— START OF Source material —
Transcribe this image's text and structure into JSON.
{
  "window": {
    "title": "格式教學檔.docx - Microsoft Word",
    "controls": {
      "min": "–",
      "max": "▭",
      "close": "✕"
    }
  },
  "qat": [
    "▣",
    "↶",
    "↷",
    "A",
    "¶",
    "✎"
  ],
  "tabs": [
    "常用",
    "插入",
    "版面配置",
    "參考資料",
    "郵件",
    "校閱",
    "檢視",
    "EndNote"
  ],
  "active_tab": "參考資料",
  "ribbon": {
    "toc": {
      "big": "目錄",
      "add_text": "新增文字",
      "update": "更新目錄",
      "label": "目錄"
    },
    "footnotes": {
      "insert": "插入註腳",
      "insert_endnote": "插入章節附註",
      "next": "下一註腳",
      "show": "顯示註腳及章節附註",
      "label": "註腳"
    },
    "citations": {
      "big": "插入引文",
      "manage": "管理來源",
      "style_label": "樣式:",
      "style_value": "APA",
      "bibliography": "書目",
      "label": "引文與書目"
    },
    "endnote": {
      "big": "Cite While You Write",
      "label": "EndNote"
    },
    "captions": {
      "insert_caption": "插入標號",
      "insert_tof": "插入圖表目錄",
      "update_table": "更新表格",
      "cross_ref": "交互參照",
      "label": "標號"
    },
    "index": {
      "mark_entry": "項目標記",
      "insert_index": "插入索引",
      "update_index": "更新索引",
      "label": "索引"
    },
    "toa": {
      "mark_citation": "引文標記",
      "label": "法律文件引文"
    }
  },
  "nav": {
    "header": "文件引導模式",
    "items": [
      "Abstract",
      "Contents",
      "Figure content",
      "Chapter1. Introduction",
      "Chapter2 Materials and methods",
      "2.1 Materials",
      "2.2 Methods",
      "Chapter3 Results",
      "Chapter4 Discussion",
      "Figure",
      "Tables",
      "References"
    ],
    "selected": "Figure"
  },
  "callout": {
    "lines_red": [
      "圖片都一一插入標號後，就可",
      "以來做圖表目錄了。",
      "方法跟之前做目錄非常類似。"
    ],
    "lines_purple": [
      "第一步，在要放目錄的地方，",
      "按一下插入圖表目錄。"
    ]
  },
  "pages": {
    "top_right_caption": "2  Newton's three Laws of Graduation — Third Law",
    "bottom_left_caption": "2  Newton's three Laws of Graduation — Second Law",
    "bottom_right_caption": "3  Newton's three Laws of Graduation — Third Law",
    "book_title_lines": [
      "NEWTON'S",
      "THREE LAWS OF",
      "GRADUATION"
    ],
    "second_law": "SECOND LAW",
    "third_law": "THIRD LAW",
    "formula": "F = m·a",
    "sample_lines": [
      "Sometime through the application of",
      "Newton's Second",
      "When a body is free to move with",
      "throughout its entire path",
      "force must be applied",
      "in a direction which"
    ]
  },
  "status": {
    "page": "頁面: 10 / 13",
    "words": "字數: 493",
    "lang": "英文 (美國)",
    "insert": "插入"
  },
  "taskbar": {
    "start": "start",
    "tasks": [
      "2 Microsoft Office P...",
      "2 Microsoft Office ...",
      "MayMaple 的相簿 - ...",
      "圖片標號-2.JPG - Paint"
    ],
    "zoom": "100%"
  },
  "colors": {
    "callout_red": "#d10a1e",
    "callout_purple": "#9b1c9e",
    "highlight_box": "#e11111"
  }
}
— END OF Source material —
*Problem to work on*
In the material above, find each line that contains the word "Materials", and select it.

*Answer for the task*
      "Chapter2 Materials and methods",
      "2.1 Materials",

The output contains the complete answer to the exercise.